Start of STORED DATA

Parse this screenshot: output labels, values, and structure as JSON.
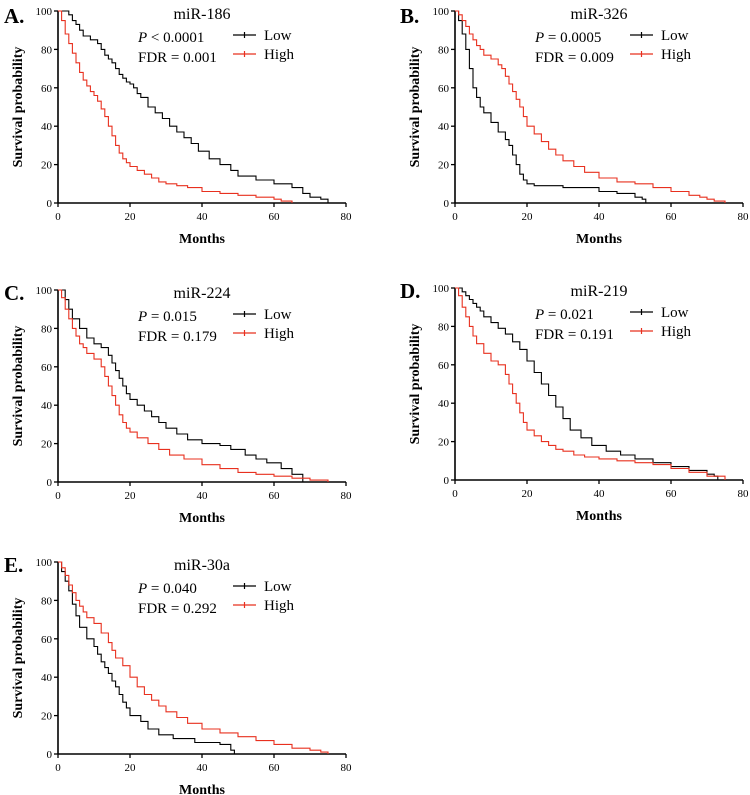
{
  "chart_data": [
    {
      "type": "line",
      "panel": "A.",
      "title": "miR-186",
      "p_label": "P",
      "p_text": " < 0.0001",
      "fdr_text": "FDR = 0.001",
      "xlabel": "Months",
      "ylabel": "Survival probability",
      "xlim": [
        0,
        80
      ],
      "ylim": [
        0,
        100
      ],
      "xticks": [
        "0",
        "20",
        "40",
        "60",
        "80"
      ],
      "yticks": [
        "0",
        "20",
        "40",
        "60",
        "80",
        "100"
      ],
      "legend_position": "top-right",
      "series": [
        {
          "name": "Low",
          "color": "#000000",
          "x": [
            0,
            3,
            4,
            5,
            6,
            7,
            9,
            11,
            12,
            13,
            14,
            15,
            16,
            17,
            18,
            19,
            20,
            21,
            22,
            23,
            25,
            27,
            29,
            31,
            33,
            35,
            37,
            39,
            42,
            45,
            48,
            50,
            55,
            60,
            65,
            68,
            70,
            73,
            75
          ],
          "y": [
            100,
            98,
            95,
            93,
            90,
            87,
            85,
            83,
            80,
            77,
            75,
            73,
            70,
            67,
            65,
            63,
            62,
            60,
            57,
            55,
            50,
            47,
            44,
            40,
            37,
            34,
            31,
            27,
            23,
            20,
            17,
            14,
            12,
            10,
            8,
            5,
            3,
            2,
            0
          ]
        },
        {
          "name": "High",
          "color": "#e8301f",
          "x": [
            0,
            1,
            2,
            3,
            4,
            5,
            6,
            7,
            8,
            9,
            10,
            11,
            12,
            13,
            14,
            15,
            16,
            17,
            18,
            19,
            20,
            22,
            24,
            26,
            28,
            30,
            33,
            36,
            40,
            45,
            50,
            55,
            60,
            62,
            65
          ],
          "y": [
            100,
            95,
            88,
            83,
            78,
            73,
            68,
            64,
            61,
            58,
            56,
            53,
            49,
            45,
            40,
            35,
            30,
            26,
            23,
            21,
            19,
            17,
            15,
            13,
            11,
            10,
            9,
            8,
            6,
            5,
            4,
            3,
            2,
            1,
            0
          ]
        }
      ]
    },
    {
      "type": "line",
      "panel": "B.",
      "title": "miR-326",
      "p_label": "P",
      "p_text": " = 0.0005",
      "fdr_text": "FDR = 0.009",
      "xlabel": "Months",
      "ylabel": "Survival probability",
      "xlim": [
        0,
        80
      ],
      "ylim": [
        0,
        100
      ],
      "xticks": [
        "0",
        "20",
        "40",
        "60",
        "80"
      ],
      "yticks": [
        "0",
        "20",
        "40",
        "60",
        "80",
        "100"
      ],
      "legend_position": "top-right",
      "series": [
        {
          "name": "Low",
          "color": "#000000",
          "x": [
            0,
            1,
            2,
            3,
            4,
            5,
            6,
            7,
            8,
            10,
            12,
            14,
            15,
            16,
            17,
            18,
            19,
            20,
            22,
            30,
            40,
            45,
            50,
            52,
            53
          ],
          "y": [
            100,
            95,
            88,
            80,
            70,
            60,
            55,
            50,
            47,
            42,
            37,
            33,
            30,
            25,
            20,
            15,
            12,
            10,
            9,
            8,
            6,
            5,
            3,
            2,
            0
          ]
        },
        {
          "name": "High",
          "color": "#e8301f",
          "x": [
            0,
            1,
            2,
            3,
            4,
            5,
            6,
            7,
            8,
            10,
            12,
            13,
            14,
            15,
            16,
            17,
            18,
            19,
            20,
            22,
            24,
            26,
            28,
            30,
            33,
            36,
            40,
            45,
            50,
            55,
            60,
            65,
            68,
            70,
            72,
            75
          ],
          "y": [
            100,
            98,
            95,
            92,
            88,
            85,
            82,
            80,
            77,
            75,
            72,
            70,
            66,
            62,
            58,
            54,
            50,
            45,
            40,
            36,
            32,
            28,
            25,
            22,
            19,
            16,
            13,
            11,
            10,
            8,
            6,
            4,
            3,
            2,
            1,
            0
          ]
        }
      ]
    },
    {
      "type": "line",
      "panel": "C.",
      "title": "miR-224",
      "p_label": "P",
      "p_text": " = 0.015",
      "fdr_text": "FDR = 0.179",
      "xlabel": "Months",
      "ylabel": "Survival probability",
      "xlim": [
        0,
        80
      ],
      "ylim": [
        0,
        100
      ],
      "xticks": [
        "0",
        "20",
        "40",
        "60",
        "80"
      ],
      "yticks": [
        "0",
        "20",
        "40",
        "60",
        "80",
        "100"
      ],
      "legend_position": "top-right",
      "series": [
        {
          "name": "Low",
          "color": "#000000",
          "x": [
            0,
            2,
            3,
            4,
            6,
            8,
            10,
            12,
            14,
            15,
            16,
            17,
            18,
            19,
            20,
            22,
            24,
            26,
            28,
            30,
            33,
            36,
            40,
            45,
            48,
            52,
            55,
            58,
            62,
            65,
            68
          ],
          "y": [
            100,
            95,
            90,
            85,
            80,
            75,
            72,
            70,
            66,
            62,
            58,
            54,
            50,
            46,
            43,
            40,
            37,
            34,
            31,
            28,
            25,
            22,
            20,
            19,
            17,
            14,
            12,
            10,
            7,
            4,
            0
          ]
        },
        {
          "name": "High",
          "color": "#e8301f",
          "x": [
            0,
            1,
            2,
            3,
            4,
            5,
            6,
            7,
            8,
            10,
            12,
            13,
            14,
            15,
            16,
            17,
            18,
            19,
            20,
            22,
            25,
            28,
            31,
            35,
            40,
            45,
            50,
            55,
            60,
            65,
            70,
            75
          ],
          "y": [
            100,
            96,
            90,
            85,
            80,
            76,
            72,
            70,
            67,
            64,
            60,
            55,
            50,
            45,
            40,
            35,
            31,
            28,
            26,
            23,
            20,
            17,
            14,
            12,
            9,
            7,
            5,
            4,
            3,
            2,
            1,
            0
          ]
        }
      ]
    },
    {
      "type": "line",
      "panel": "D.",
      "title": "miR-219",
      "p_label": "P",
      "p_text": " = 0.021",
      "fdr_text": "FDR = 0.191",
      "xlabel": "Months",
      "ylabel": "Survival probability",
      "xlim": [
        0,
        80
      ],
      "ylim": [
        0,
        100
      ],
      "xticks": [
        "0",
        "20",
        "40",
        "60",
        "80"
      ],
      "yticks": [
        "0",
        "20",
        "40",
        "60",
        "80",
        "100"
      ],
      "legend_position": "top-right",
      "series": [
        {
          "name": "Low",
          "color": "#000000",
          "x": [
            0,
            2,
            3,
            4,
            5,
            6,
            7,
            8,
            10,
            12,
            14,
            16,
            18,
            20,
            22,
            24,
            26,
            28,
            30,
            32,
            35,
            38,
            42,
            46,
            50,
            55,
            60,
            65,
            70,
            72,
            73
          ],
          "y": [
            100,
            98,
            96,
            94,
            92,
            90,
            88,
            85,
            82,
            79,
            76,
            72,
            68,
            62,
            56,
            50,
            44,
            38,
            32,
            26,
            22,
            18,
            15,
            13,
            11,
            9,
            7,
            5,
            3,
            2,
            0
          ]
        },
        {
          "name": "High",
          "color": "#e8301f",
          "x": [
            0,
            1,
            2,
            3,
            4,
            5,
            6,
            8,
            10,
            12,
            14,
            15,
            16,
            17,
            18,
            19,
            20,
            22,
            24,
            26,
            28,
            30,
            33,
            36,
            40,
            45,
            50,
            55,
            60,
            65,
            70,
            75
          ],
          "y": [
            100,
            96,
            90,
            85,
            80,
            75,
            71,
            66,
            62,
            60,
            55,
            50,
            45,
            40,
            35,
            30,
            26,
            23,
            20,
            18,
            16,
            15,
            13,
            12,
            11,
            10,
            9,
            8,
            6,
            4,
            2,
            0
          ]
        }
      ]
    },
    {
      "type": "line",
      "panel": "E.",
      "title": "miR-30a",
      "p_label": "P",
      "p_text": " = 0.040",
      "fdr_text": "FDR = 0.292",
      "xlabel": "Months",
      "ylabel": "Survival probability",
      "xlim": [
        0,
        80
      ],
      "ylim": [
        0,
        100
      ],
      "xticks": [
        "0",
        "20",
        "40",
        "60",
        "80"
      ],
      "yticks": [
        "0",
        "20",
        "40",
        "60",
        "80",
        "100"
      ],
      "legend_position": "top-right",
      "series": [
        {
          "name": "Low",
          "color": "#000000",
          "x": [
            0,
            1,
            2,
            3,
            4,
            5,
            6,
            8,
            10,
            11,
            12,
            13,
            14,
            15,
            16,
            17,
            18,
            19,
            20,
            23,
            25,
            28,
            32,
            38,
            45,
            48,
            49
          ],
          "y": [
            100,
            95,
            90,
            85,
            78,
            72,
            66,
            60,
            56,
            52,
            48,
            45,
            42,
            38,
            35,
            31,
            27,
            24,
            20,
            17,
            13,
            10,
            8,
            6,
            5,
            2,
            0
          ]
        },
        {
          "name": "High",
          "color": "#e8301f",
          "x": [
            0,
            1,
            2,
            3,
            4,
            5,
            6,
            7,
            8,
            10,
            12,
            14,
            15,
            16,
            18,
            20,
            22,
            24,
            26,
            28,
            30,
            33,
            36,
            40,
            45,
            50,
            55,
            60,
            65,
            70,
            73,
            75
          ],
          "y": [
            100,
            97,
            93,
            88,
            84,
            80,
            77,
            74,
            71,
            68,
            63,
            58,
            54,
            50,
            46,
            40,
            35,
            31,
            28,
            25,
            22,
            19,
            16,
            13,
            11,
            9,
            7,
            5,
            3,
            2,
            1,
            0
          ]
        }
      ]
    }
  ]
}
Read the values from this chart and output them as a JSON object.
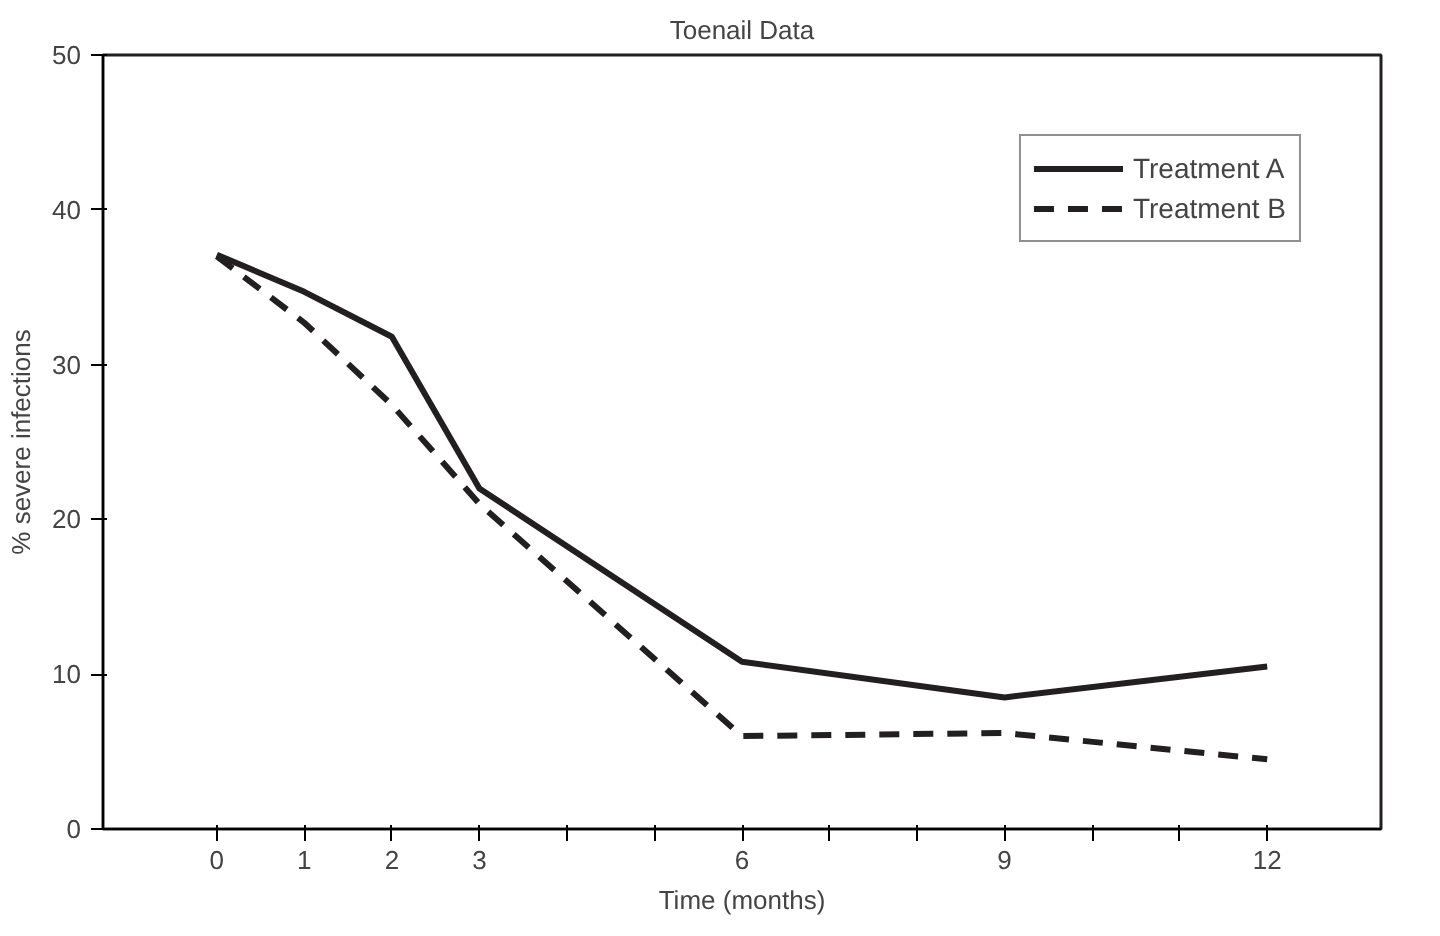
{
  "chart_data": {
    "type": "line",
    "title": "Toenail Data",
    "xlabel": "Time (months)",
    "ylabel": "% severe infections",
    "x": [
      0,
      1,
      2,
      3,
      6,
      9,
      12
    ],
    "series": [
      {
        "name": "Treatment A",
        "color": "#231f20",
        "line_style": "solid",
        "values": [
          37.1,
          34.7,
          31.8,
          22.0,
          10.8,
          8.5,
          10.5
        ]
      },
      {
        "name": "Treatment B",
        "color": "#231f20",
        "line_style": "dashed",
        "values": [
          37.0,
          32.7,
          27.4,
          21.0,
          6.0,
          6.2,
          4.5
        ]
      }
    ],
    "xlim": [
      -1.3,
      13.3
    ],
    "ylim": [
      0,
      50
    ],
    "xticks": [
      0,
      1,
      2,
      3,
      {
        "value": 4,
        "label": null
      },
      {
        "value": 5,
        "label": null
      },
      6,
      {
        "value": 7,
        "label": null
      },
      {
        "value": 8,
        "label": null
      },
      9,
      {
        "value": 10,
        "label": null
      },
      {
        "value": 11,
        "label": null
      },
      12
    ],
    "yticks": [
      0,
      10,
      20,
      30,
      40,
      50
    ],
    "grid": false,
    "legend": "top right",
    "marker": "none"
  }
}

End of STORED DATA

§ **WHAT THE EXERCISE ASKS**: Find the string "panel" in the records, then copy each line where it occurs.

§ **RESULT OF THE TASK**:
      "panel": "A.",
      "panel": "B.",
      "panel": "C.",
      "panel": "D.",
      "panel": "E.",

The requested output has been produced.